WRITTEN TASK –
Update the material from its first line through the line containing "candle — [134, 91, 138, 121]" by replacing "performance-cell" with "performance-box", keeping everything else the same.

Excerpts from a layout annotation set:

★ ★ ★

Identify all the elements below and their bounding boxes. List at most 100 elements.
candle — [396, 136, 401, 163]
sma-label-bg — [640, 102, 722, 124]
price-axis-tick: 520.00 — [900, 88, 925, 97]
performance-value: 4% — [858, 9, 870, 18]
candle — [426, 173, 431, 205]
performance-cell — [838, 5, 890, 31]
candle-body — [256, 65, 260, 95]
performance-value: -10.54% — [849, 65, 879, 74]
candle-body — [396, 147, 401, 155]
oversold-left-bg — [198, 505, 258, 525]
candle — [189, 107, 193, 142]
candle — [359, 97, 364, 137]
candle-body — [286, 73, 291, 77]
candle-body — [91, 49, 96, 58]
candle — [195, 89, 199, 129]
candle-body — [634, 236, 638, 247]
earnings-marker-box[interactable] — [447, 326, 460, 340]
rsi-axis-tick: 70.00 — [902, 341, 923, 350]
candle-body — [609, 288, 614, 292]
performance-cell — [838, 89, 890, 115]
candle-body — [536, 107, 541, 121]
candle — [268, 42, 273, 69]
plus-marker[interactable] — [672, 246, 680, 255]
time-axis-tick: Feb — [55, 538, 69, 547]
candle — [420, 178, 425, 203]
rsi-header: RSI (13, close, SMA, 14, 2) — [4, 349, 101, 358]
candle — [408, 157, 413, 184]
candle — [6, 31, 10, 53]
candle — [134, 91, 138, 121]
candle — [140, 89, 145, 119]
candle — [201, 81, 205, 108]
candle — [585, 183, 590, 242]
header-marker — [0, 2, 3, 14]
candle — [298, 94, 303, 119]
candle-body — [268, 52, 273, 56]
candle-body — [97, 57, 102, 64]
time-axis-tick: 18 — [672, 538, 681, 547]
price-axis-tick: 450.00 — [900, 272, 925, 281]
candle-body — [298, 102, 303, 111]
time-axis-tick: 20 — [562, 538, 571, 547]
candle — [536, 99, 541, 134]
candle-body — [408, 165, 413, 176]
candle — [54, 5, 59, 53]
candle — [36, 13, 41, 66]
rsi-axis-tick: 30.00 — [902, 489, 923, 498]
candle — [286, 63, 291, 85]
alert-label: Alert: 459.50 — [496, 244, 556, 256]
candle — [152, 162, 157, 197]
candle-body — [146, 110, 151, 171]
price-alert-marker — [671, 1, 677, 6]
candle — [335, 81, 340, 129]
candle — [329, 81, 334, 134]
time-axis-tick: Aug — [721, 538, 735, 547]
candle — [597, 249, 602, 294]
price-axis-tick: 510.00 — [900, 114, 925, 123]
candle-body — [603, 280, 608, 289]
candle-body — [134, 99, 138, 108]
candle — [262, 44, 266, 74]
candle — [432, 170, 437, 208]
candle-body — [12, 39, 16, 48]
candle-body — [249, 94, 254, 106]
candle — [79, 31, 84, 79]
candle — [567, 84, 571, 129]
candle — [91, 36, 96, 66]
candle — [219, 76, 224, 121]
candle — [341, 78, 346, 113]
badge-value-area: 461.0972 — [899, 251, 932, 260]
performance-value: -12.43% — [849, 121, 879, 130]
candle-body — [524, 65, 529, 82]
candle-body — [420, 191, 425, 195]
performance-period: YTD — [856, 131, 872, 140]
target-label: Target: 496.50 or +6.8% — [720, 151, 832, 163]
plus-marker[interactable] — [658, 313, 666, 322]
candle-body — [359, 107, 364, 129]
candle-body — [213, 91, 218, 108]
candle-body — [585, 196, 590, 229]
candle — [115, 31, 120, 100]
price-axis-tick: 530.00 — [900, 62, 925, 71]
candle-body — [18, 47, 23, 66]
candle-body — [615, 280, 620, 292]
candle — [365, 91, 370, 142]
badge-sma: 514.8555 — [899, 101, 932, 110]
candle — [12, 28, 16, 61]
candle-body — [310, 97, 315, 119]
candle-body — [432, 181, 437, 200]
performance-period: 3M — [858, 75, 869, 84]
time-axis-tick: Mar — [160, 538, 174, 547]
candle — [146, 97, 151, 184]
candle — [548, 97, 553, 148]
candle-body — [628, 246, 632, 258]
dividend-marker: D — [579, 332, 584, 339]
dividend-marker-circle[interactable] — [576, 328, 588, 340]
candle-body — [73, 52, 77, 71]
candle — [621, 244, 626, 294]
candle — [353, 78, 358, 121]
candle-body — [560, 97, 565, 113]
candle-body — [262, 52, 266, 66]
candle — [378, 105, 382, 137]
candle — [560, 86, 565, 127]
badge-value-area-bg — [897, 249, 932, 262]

★ ★ ★

ANSWER TO THE PROBLEM –
Identify all the elements below and their bounding boxes. List at most 100 elements.
candle — [396, 136, 401, 163]
sma-label-bg — [640, 102, 722, 124]
price-axis-tick: 520.00 — [900, 88, 925, 97]
performance-value: 4% — [858, 9, 870, 18]
candle — [426, 173, 431, 205]
performance-box — [838, 5, 890, 31]
candle-body — [256, 65, 260, 95]
performance-value: -10.54% — [849, 65, 879, 74]
candle-body — [396, 147, 401, 155]
oversold-left-bg — [198, 505, 258, 525]
candle — [189, 107, 193, 142]
candle — [359, 97, 364, 137]
candle-body — [286, 73, 291, 77]
candle-body — [91, 49, 96, 58]
candle — [195, 89, 199, 129]
candle-body — [634, 236, 638, 247]
earnings-marker-box[interactable] — [447, 326, 460, 340]
rsi-axis-tick: 70.00 — [902, 341, 923, 350]
candle-body — [609, 288, 614, 292]
performance-box — [838, 89, 890, 115]
candle-body — [536, 107, 541, 121]
candle — [268, 42, 273, 69]
plus-marker[interactable] — [672, 246, 680, 255]
time-axis-tick: Feb — [55, 538, 69, 547]
candle — [420, 178, 425, 203]
rsi-header: RSI (13, close, SMA, 14, 2) — [4, 349, 101, 358]
candle — [408, 157, 413, 184]
candle — [6, 31, 10, 53]
candle — [134, 91, 138, 121]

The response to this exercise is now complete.